--- Source passage ---

Large-Capacity Cesspools

This page will help you determine if you have a large-capacity cesspool, understand why these cesspools are banned, learn how to properly close your large-capacity cesspool, and find alternative ways to dispose of your sanitary waste.

Who should read this page?
What is a cesspool?
What is a large-capacity cesspool?
What is not a large-capacity cesspool?
Why has EPA banned large-capacity cesspools?
What are the requirements for closing large-capacity cesspools?
What are my options after I close my cesspool?


A well or injection well is a bored, drilled, or driven shaft, or a dug hole, whose depth is greater than its largest surface dimension; an improved sinkhole; or a subsurface fluid distribution system used to discharge fluids underground (40 CFR 144.3).


A Class V well is typically a shallow on-site disposal system used to place various non-hazardous fluids below the land surface (40 CFR 144.80).

--- Short problem ---
Can you write out the cesspool page again from "What is not" up to and including "(40 CFR 144.3).", switching "sinkhole" to "depression"?

--- Data ---

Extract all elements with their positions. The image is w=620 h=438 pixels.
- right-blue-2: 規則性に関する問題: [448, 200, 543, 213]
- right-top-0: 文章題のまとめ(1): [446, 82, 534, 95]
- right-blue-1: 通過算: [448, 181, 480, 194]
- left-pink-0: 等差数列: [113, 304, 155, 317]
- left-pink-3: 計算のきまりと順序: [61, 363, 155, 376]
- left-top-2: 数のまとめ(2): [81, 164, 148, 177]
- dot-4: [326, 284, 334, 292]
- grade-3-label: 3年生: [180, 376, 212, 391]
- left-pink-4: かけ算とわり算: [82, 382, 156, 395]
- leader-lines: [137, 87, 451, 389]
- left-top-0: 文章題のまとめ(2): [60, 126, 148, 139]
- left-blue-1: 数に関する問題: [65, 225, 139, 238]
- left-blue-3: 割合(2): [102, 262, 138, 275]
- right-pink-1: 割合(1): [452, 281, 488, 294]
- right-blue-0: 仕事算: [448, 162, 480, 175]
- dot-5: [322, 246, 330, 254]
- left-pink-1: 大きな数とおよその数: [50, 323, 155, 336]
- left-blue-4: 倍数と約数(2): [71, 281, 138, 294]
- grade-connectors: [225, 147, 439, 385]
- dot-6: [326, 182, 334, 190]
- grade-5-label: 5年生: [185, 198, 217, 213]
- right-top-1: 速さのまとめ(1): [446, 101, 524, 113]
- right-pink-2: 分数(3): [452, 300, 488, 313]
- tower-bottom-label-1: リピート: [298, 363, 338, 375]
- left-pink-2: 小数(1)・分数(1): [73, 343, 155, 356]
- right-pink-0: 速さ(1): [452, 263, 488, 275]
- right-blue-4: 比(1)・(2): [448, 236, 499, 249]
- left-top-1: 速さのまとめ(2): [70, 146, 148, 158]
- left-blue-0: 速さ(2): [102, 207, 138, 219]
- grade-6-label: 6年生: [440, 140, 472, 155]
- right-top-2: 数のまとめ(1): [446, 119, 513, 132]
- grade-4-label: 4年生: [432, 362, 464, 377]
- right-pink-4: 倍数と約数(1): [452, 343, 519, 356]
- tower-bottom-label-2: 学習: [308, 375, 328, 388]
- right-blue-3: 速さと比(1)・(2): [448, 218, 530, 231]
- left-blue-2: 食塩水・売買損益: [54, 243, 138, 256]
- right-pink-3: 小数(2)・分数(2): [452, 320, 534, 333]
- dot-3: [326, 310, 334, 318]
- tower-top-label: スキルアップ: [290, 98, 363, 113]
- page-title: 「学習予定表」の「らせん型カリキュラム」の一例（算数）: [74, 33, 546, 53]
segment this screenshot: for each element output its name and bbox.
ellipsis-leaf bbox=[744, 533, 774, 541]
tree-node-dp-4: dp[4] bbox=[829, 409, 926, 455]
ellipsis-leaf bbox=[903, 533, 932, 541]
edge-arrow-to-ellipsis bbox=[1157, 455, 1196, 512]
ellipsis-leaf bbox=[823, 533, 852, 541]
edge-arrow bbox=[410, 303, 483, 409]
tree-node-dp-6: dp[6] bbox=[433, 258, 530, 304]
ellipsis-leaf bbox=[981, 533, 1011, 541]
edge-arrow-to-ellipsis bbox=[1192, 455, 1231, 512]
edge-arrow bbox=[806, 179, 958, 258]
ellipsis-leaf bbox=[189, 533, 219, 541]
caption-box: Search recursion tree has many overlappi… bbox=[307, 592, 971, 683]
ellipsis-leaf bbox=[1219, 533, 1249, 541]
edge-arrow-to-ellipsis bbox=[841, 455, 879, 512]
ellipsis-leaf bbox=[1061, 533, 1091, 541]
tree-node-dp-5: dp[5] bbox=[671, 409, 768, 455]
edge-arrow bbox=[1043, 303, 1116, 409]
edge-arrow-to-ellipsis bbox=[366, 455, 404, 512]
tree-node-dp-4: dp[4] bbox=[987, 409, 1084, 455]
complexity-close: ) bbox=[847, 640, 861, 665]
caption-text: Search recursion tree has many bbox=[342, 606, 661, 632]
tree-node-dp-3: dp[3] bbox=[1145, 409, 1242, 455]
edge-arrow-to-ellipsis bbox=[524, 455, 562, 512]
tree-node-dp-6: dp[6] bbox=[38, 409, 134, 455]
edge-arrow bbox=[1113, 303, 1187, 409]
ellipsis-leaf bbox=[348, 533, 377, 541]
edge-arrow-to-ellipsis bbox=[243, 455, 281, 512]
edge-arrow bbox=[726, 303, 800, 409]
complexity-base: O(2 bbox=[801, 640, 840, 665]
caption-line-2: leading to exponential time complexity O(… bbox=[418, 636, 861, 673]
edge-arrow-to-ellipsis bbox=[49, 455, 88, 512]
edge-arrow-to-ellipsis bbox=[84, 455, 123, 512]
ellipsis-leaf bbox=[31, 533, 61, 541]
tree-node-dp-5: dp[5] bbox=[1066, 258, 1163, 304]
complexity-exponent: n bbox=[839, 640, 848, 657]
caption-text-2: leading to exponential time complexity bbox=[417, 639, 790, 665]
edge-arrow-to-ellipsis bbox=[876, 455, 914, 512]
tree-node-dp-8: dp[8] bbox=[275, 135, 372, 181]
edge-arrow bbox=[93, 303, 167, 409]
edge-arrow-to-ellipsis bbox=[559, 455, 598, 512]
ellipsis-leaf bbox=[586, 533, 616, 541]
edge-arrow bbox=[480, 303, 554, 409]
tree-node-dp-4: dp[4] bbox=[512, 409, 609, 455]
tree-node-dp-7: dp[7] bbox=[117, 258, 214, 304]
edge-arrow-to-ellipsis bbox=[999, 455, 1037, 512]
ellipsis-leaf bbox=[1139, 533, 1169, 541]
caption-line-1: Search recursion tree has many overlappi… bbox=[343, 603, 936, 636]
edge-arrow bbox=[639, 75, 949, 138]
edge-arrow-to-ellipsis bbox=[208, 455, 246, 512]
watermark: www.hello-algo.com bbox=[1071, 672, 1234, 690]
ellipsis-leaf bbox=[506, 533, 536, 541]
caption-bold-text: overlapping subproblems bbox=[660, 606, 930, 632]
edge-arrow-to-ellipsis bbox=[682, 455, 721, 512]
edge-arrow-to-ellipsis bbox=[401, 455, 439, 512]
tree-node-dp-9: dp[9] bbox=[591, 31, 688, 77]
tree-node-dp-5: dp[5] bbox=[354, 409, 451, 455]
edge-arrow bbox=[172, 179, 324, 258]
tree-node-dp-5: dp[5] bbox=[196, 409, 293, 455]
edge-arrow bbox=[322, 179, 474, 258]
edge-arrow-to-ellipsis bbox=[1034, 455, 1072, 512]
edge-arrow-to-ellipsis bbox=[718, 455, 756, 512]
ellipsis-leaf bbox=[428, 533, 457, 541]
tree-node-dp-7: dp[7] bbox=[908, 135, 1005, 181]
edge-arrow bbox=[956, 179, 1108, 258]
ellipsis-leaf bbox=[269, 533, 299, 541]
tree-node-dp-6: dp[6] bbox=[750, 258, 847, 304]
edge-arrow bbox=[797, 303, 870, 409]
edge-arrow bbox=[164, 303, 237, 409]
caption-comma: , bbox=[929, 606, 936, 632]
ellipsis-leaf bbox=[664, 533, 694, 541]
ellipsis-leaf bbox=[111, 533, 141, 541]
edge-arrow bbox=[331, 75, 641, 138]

--- Response to this task ---
What is not a large-capacity cesspool?
Why has EPA banned large-capacity cesspools?
What are the requirements for closing large-capacity cesspools?
What are my options after I close my cesspool?


A well or injection well is a bored, drilled, or driven shaft, or a dug hole, whose depth is greater than its largest surface dimension; an improved depression; or a subsurface fluid distribution system used to discharge fluids underground (40 CFR 144.3).